## Excerpted passage
# # # # #

THE NEWBERG REPORT
I still remember my immediate reaction in 1995 when I heard that the Cowboys had signed Deion Sanders. It wasn't that Prime Time's arrival would result in a shutdown of the opponent's go-to receiver or would give Dallas a weapon on punt returns. Though those things would sink in a minute later, the first thing that came to mind was less about what the Cowboys were adding than what we were taking away from the nemesis Forty-Niners.
That's a big part of what I was feeling before yesterday's press conference introducing Ron Washington as the Rangers' new manager. What I knew about Washington's reputation made me think that maybe the thing that distinguished his candidacy to replace Buck Showalter from Don Wakamatsu's or Trey Hillman's was that hiring Washington would effectively weaken a division rival.
I still like that aspect of the Washington hire a lot. But it's no longer the key factor for me.
I'd heard from a number of people that my appreciation of Ron Washington would grow exponentially once I had the chance to be around him.
They were right.
Tom Hicks said before an unusually large crowd of reporters yesterday afternoon that on Sunday, a few hours into Washington's second interview with the Rangers (and the first in which Hicks was involved), he pulled Jon Daniels aside and asked, "What am I missing? Why isn't this our guy?" It was then that Daniels told Hicks for the first time that Washington was his number one recommendation. Hicks and Daniels spontaneously scrapped plans to meet the next day to make a decision, and instead walked back up to Washington right then and made him an offer.
What was supposed to be a 5:00 meeting on Monday between Hicks, Daniels, and Thad Levine instead turned out to be a much larger meeting, with reporters from every local outlet, representatives from every department of the Rangers organization, plus Mark Teixeira and Kevin Millwood and Rudy Jaramillo in attendance.
And as advertised, Washington blew everyone's socks off.
Daniels said that his checklist when the process of finding the club's next manager began a month ago started with five traits: winner, teacher, optimist, communicator, and hard worker. He went into the search very familiar with Wakamatsu and Hillman. He knew Washington only by reputation, but after his first interview on October 17, Daniels realized he had a candidate who embodied all five qualities.

# # # # #

## Dataset extract
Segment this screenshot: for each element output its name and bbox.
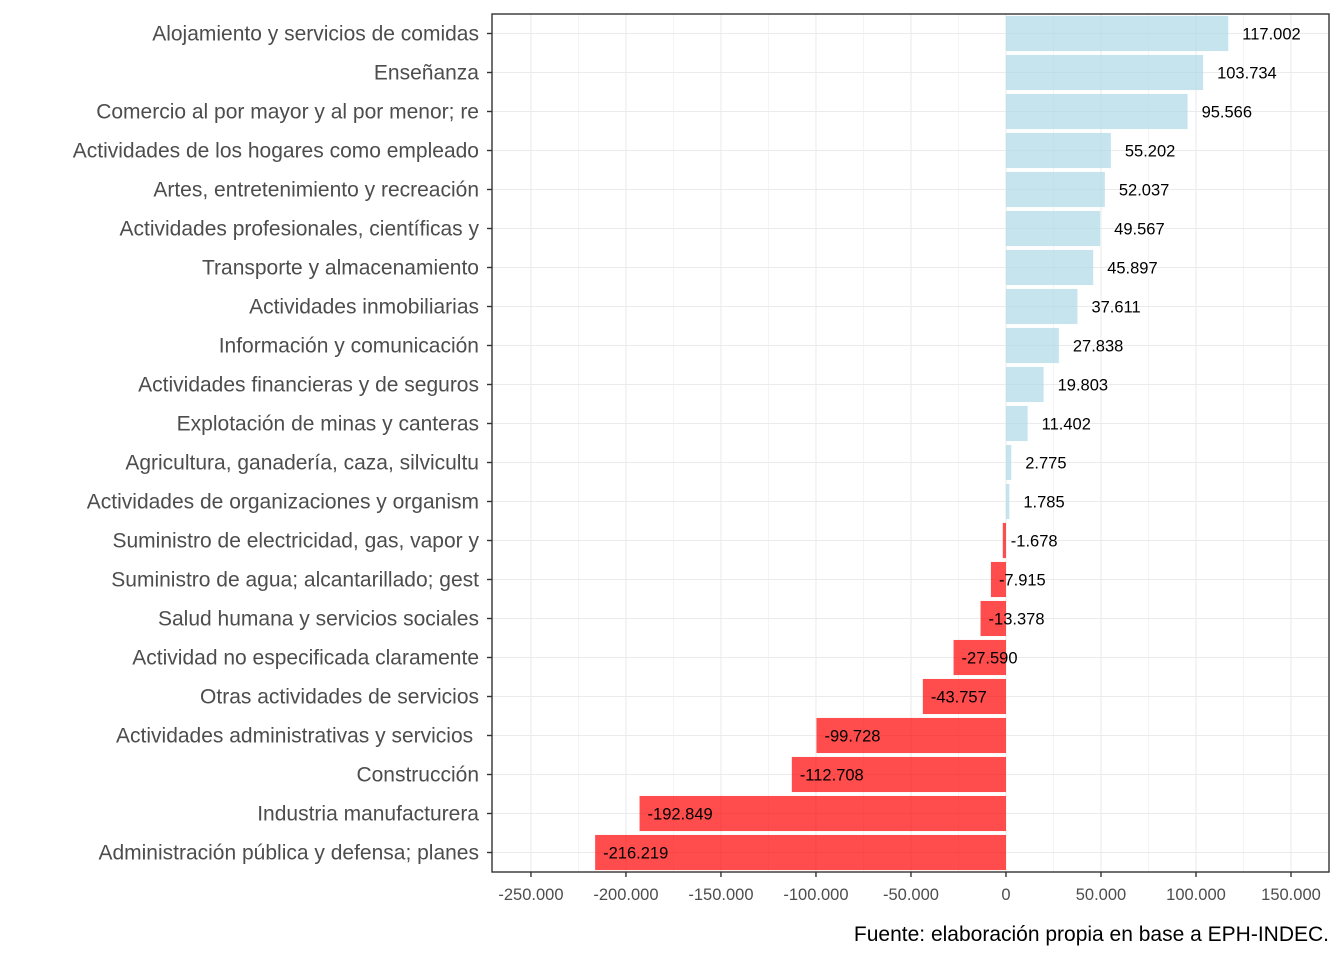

# # # # #

## What you will do
1 - Rewrite the stretch of the Newberg Report from "What was supposed" through "everyone's socks off.", swapping "local outlet" for "regional outlet".
2 - According to the Newberg Report, which five traits were on Daniels's checklist when the search for the next manager began?

## Solutions to each task
1 -
What was supposed to be a 5:00 meeting on Monday between Hicks, Daniels, and Thad Levine instead turned out to be a much larger meeting, with reporters from every regional outlet, representatives from every department of the Rangers organization, plus Mark Teixeira and Kevin Millwood and Rudy Jaramillo in attendance.
And as advertised, Washington blew everyone's socks off.

2 - Winner, teacher, optimist, communicator, and hard worker.